:: Entries shown

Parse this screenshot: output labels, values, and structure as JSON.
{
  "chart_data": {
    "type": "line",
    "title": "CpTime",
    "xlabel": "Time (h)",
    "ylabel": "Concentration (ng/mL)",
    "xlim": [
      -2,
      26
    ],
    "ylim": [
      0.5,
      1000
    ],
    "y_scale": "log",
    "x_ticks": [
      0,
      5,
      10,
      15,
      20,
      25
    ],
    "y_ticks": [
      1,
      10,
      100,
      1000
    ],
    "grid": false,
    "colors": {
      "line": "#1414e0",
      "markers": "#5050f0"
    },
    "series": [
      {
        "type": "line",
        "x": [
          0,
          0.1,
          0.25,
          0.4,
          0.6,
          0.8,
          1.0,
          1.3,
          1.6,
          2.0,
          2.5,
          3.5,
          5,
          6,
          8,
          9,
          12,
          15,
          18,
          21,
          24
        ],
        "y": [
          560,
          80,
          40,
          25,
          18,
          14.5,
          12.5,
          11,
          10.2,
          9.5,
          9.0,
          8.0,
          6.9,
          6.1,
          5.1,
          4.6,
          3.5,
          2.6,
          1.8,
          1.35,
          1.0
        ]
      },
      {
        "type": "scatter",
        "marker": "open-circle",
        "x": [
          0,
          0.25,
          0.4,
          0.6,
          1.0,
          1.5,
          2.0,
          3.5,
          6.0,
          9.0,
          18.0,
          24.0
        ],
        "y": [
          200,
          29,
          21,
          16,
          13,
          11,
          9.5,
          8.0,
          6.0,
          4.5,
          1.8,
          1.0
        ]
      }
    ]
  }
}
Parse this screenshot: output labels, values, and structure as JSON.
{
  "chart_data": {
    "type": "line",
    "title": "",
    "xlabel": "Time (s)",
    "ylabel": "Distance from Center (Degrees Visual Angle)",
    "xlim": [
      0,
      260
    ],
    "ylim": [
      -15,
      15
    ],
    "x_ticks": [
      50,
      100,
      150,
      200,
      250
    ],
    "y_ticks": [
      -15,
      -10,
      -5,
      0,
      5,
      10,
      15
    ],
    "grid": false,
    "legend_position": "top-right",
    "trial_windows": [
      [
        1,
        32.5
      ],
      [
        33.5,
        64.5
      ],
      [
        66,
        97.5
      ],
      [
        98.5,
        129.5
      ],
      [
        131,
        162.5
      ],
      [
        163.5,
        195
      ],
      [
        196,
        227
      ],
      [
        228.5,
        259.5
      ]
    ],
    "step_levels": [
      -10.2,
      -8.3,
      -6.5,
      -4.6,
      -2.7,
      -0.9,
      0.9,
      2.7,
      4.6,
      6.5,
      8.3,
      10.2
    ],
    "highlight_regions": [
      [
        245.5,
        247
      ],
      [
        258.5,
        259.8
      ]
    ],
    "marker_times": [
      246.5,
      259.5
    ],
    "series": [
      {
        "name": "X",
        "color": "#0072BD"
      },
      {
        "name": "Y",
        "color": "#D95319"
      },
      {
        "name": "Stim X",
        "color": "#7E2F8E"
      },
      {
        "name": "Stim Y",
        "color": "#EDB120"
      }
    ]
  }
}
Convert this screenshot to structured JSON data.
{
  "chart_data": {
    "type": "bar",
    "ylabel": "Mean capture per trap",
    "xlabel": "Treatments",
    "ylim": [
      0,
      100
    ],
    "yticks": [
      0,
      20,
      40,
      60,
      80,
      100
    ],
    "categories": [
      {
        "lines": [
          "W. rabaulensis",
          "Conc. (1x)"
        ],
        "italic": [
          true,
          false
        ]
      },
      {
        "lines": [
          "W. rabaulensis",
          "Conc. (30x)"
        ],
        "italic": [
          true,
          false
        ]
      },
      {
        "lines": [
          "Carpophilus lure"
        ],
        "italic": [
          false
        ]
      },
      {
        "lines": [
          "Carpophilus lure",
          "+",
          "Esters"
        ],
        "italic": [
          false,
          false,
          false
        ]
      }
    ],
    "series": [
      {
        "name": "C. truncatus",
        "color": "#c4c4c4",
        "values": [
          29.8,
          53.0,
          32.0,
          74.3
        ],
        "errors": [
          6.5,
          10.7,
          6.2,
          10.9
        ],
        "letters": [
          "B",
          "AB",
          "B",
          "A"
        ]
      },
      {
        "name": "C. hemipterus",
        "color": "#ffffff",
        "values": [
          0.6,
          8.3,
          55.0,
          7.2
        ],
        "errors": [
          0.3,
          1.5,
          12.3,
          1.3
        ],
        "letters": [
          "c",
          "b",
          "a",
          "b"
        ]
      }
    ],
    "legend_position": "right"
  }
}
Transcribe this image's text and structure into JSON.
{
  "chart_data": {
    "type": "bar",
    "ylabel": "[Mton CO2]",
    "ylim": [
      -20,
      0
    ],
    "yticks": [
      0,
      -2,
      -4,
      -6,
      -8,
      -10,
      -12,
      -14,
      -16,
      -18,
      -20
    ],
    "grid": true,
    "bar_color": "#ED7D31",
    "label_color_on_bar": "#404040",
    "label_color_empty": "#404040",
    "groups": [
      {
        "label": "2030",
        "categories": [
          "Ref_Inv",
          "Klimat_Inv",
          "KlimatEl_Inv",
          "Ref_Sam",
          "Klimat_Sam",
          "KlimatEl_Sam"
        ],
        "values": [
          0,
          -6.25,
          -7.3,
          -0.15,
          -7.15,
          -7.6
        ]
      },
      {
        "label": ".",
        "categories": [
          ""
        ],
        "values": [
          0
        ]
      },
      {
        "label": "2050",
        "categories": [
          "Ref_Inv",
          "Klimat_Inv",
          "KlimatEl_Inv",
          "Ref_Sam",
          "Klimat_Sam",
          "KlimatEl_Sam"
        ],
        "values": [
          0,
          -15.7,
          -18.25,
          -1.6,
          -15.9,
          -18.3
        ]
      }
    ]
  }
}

::::

Task statement:
Locate and copy each line in the data above that includes the word "xlabel".

Completed exercise:
    "xlabel": "Time (h)",
    "xlabel": "Time (s)",
    "xlabel": "Treatments",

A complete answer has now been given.